* _Short task_: For this exercise, copy out each line of the material below that includes "Искусственное".
=== Data to process ===
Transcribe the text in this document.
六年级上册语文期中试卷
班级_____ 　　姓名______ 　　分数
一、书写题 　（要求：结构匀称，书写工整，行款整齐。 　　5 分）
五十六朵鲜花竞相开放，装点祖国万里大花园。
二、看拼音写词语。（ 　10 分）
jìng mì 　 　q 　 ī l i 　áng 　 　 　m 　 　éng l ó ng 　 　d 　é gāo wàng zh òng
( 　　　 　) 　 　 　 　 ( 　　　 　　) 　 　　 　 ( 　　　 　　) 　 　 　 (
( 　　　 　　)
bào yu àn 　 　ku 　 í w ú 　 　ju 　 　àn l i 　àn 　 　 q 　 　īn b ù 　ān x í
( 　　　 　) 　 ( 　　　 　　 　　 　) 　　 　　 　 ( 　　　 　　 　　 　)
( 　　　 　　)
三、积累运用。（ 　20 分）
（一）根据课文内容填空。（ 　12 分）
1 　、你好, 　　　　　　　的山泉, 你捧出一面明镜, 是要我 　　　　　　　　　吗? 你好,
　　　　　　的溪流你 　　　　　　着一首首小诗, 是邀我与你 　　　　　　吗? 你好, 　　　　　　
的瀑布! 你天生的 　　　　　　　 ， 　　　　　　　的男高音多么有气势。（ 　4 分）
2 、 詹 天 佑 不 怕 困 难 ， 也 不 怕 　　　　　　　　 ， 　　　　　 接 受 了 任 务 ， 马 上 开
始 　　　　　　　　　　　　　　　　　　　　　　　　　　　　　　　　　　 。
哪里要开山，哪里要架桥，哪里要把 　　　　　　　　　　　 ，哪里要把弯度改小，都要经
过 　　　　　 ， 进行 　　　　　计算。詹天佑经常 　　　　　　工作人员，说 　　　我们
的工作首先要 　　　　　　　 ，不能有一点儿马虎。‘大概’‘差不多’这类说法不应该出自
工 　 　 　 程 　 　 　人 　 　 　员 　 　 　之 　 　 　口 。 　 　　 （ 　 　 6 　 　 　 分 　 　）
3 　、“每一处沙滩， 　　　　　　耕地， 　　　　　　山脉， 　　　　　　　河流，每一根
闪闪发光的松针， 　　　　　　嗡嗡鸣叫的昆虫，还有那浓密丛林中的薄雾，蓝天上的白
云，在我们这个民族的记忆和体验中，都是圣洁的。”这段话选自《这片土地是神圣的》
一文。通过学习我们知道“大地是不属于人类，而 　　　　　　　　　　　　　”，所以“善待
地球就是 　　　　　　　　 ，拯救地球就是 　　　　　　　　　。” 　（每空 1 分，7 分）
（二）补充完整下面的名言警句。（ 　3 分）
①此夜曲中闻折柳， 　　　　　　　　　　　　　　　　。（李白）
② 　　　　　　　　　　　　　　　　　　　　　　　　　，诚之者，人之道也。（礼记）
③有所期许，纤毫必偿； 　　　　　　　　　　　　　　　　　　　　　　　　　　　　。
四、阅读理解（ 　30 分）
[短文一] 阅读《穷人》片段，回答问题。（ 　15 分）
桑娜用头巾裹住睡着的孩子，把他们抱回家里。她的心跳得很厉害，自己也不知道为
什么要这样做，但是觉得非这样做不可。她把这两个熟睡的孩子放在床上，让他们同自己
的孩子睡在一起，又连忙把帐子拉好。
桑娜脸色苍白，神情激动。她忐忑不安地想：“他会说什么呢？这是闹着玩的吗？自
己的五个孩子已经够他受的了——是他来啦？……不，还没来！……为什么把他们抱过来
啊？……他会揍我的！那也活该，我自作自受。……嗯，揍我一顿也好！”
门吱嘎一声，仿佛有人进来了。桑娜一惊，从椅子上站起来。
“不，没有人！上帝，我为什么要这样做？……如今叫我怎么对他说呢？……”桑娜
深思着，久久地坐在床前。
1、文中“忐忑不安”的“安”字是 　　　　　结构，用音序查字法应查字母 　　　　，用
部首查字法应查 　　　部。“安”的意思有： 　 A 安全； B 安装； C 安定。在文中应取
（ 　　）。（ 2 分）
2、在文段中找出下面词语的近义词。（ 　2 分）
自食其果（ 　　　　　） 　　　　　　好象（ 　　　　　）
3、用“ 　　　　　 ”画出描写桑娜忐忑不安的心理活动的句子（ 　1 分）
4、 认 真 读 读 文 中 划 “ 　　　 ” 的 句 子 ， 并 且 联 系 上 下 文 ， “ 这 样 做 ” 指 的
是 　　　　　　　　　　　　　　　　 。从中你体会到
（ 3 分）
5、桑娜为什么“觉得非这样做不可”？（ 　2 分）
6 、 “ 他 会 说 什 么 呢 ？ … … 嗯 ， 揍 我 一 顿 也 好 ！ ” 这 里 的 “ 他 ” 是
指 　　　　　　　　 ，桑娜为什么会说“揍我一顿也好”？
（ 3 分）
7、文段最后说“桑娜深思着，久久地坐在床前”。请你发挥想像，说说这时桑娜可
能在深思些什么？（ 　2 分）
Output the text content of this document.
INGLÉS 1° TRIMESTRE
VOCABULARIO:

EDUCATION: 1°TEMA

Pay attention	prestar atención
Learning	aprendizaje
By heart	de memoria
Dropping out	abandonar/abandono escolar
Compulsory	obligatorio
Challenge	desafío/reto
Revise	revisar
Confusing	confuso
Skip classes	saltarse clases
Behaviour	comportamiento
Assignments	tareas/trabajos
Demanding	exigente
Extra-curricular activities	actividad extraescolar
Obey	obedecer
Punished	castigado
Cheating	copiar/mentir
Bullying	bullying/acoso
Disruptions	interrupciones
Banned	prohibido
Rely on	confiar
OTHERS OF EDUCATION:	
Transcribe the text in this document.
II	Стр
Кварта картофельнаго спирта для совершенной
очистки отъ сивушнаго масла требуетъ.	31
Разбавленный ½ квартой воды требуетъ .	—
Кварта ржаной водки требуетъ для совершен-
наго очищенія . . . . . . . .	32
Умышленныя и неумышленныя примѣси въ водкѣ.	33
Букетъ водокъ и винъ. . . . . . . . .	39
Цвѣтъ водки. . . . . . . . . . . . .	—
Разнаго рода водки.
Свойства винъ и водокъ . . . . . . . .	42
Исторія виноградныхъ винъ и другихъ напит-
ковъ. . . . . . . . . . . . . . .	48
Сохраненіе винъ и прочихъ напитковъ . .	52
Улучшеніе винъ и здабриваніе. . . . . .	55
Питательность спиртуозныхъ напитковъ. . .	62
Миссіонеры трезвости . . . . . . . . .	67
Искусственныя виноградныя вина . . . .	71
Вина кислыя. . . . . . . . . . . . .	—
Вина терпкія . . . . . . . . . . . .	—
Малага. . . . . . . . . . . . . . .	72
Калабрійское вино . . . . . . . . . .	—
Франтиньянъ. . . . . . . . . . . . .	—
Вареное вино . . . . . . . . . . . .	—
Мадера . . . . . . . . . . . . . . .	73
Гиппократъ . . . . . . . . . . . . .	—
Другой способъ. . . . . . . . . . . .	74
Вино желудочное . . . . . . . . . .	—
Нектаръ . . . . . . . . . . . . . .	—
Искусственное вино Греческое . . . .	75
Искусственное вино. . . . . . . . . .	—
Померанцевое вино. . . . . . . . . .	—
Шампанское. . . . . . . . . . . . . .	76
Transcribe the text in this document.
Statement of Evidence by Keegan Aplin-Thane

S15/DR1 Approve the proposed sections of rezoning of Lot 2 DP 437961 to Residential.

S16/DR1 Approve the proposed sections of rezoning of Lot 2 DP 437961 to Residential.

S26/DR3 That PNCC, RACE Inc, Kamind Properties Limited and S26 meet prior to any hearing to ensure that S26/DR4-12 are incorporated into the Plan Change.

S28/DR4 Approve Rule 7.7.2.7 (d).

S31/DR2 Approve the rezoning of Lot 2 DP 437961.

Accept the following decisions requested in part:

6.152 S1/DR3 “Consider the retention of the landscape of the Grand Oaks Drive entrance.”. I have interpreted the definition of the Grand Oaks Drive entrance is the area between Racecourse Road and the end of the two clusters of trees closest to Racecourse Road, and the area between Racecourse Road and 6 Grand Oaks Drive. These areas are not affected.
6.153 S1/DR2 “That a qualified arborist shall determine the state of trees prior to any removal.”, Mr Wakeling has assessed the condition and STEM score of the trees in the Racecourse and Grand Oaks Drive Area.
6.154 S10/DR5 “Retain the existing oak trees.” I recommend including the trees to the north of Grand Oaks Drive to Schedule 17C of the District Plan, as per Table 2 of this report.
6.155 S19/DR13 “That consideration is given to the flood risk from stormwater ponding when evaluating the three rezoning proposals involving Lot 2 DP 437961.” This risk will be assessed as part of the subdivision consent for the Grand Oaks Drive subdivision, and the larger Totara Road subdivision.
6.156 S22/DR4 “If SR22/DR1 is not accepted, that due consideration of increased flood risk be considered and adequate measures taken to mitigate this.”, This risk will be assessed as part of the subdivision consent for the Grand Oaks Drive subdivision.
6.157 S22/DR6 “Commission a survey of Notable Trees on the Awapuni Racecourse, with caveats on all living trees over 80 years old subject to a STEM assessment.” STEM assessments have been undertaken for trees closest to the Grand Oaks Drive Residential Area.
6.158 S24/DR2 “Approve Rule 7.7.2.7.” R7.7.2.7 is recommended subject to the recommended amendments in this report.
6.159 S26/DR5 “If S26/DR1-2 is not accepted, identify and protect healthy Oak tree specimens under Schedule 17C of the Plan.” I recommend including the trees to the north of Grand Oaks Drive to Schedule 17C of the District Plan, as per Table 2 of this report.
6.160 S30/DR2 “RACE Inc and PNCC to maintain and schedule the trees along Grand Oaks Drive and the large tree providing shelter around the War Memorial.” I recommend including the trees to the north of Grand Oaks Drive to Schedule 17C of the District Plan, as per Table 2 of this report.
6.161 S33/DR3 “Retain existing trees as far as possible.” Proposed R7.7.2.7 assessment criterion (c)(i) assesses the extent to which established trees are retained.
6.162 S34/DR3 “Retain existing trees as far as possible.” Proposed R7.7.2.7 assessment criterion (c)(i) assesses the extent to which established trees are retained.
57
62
===
* _Answer in full_:
Искусственное вино Греческое . . . .	75
Искусственное вино. . . . . . . . . .	—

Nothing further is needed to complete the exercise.